[Records contained in a dataset]
- - - - - - -
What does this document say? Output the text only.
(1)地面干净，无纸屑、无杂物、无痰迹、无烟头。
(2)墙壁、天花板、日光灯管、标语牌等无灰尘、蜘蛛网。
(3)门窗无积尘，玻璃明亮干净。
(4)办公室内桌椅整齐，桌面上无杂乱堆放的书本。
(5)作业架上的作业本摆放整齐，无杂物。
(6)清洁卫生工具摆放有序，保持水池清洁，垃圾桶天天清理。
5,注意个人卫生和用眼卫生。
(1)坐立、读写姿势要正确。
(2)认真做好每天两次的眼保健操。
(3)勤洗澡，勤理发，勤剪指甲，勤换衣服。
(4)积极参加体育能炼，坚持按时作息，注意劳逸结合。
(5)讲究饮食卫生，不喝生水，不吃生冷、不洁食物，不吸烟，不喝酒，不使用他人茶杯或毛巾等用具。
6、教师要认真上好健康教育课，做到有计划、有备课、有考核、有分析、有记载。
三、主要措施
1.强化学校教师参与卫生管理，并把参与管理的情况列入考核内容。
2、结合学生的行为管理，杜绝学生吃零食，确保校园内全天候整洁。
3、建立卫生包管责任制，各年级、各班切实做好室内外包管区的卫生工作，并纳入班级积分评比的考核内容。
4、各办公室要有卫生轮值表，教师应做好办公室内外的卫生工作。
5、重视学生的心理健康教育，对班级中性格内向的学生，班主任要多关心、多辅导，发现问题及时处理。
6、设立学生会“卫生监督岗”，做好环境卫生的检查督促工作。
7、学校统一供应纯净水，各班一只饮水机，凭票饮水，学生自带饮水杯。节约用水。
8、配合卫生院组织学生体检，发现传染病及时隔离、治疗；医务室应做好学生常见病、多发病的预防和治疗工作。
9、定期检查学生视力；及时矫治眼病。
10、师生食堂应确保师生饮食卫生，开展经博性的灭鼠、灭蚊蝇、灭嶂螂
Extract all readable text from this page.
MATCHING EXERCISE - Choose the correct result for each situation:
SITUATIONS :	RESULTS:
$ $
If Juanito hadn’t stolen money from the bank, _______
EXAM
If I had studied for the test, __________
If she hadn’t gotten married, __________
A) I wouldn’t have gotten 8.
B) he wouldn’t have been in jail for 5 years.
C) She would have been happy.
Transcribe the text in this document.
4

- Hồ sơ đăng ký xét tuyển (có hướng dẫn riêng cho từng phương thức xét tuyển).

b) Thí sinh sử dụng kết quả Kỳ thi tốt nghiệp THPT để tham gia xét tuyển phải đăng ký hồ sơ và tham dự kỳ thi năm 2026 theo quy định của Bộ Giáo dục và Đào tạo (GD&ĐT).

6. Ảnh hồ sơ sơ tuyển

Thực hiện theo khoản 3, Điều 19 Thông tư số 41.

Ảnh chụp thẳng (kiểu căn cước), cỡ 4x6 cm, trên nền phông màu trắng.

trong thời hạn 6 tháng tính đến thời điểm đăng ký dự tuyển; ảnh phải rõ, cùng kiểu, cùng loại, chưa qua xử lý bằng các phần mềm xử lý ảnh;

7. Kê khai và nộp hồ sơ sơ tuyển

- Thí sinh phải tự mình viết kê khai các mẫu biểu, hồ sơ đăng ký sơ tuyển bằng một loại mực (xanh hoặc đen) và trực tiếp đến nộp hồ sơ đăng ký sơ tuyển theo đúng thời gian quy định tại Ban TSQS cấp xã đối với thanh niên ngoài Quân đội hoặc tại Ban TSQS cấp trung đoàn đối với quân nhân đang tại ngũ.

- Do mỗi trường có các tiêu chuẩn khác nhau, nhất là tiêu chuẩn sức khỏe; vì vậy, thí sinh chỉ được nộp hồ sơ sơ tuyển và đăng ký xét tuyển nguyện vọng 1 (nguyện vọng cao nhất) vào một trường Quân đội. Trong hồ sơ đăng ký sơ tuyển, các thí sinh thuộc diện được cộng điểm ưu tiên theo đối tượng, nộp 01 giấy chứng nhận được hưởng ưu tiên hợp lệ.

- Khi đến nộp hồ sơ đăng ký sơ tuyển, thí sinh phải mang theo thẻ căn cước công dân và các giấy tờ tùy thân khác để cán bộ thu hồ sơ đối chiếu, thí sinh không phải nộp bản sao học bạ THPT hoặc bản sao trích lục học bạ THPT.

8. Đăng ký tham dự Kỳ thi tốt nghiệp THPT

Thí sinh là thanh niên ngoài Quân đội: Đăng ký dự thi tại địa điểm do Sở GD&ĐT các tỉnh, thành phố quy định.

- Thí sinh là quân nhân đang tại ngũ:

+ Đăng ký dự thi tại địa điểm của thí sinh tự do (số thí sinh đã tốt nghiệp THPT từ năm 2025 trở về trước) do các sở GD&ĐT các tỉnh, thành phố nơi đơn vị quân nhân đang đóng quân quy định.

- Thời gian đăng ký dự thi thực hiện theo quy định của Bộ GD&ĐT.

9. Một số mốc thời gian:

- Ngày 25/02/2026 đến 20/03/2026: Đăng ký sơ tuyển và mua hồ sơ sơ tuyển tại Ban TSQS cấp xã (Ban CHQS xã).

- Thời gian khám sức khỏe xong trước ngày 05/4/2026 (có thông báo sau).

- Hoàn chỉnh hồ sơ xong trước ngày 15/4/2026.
- - - - - - -
Quote every line of the data, word for word.

What does this document say? Output the text only.
(1)地面干净，无纸屑、无杂物、无痰迹、无烟头。
(2)墙壁、天花板、日光灯管、标语牌等无灰尘、蜘蛛网。
(3)门窗无积尘，玻璃明亮干净。
(4)办公室内桌椅整齐，桌面上无杂乱堆放的书本。
(5)作业架上的作业本摆放整齐，无杂物。
(6)清洁卫生工具摆放有序，保持水池清洁，垃圾桶天天清理。
5,注意个人卫生和用眼卫生。
(1)坐立、读写姿势要正确。
(2)认真做好每天两次的眼保健操。
(3)勤洗澡，勤理发，勤剪指甲，勤换衣服。
(4)积极参加体育能炼，坚持按时作息，注意劳逸结合。
(5)讲究饮食卫生，不喝生水，不吃生冷、不洁食物，不吸烟，不喝酒，不使用他人茶杯或毛巾等用具。
6、教师要认真上好健康教育课，做到有计划、有备课、有考核、有分析、有记载。
三、主要措施
1.强化学校教师参与卫生管理，并把参与管理的情况列入考核内容。
2、结合学生的行为管理，杜绝学生吃零食，确保校园内全天候整洁。
3、建立卫生包管责任制，各年级、各班切实做好室内外包管区的卫生工作，并纳入班级积分评比的考核内容。
4、各办公室要有卫生轮值表，教师应做好办公室内外的卫生工作。
5、重视学生的心理健康教育，对班级中性格内向的学生，班主任要多关心、多辅导，发现问题及时处理。
6、设立学生会“卫生监督岗”，做好环境卫生的检查督促工作。
7、学校统一供应纯净水，各班一只饮水机，凭票饮水，学生自带饮水杯。节约用水。
8、配合卫生院组织学生体检，发现传染病及时隔离、治疗；医务室应做好学生常见病、多发病的预防和治疗工作。
9、定期检查学生视力；及时矫治眼病。
10、师生食堂应确保师生饮食卫生，开展经博性的灭鼠、灭蚊蝇、灭嶂螂
Extract all readable text from this page.
MATCHING EXERCISE - Choose the correct result for each situation:
SITUATIONS :	RESULTS:
$ $
If Juanito hadn’t stolen money from the bank, _______
EXAM
If I had studied for the test, __________
If she hadn’t gotten married, __________
A) I wouldn’t have gotten 8.
B) he wouldn’t have been in jail for 5 years.
C) She would have been happy.
Transcribe the text in this document.
4

- Hồ sơ đăng ký xét tuyển (có hướng dẫn riêng cho từng phương thức xét tuyển).

b) Thí sinh sử dụng kết quả Kỳ thi tốt nghiệp THPT để tham gia xét tuyển phải đăng ký hồ sơ và tham dự kỳ thi năm 2026 theo quy định của Bộ Giáo dục và Đào tạo (GD&ĐT).

6. Ảnh hồ sơ sơ tuyển

Thực hiện theo khoản 3, Điều 19 Thông tư số 41.

Ảnh chụp thẳng (kiểu căn cước), cỡ 4x6 cm, trên nền phông màu trắng.

trong thời hạn 6 tháng tính đến thời điểm đăng ký dự tuyển; ảnh phải rõ, cùng kiểu, cùng loại, chưa qua xử lý bằng các phần mềm xử lý ảnh;

7. Kê khai và nộp hồ sơ sơ tuyển

- Thí sinh phải tự mình viết kê khai các mẫu biểu, hồ sơ đăng ký sơ tuyển bằng một loại mực (xanh hoặc đen) và trực tiếp đến nộp hồ sơ đăng ký sơ tuyển theo đúng thời gian quy định tại Ban TSQS cấp xã đối với thanh niên ngoài Quân đội hoặc tại Ban TSQS cấp trung đoàn đối với quân nhân đang tại ngũ.

- Do mỗi trường có các tiêu chuẩn khác nhau, nhất là tiêu chuẩn sức khỏe; vì vậy, thí sinh chỉ được nộp hồ sơ sơ tuyển và đăng ký xét tuyển nguyện vọng 1 (nguyện vọng cao nhất) vào một trường Quân đội. Trong hồ sơ đăng ký sơ tuyển, các thí sinh thuộc diện được cộng điểm ưu tiên theo đối tượng, nộp 01 giấy chứng nhận được hưởng ưu tiên hợp lệ.

- Khi đến nộp hồ sơ đăng ký sơ tuyển, thí sinh phải mang theo thẻ căn cước công dân và các giấy tờ tùy thân khác để cán bộ thu hồ sơ đối chiếu, thí sinh không phải nộp bản sao học bạ THPT hoặc bản sao trích lục học bạ THPT.

8. Đăng ký tham dự Kỳ thi tốt nghiệp THPT

Thí sinh là thanh niên ngoài Quân đội: Đăng ký dự thi tại địa điểm do Sở GD&ĐT các tỉnh, thành phố quy định.

- Thí sinh là quân nhân đang tại ngũ:

+ Đăng ký dự thi tại địa điểm của thí sinh tự do (số thí sinh đã tốt nghiệp THPT từ năm 2025 trở về trước) do các sở GD&ĐT các tỉnh, thành phố nơi đơn vị quân nhân đang đóng quân quy định.

- Thời gian đăng ký dự thi thực hiện theo quy định của Bộ GD&ĐT.

9. Một số mốc thời gian:

- Ngày 25/02/2026 đến 20/03/2026: Đăng ký sơ tuyển và mua hồ sơ sơ tuyển tại Ban TSQS cấp xã (Ban CHQS xã).

- Thời gian khám sức khỏe xong trước ngày 05/4/2026 (có thông báo sau).

- Hoàn chỉnh hồ sơ xong trước ngày 15/4/2026.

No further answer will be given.